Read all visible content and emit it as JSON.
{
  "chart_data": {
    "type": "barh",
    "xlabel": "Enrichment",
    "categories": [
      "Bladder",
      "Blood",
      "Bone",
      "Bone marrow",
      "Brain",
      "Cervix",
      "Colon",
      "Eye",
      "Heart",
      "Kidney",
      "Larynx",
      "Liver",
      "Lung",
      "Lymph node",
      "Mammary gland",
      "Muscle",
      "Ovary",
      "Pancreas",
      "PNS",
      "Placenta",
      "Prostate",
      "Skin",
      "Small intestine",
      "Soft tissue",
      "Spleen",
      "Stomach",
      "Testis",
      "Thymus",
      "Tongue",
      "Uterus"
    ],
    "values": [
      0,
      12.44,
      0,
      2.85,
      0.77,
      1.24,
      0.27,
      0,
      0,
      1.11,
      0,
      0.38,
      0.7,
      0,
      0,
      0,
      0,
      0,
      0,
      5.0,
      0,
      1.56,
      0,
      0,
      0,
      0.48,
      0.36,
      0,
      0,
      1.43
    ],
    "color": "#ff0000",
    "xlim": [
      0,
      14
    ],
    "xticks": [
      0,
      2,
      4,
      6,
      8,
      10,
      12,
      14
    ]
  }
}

#### [Written request]
Give the material above again, word for word.

#### [Task output]
Read all visible content and emit it as JSON.
{
  "chart_data": {
    "type": "barh",
    "xlabel": "Enrichment",
    "categories": [
      "Bladder",
      "Blood",
      "Bone",
      "Bone marrow",
      "Brain",
      "Cervix",
      "Colon",
      "Eye",
      "Heart",
      "Kidney",
      "Larynx",
      "Liver",
      "Lung",
      "Lymph node",
      "Mammary gland",
      "Muscle",
      "Ovary",
      "Pancreas",
      "PNS",
      "Placenta",
      "Prostate",
      "Skin",
      "Small intestine",
      "Soft tissue",
      "Spleen",
      "Stomach",
      "Testis",
      "Thymus",
      "Tongue",
      "Uterus"
    ],
    "values": [
      0,
      12.44,
      0,
      2.85,
      0.77,
      1.24,
      0.27,
      0,
      0,
      1.11,
      0,
      0.38,
      0.7,
      0,
      0,
      0,
      0,
      0,
      0,
      5.0,
      0,
      1.56,
      0,
      0,
      0,
      0.48,
      0.36,
      0,
      0,
      1.43
    ],
    "color": "#ff0000",
    "xlim": [
      0,
      14
    ],
    "xticks": [
      0,
      2,
      4,
      6,
      8,
      10,
      12,
      14
    ]
  }
}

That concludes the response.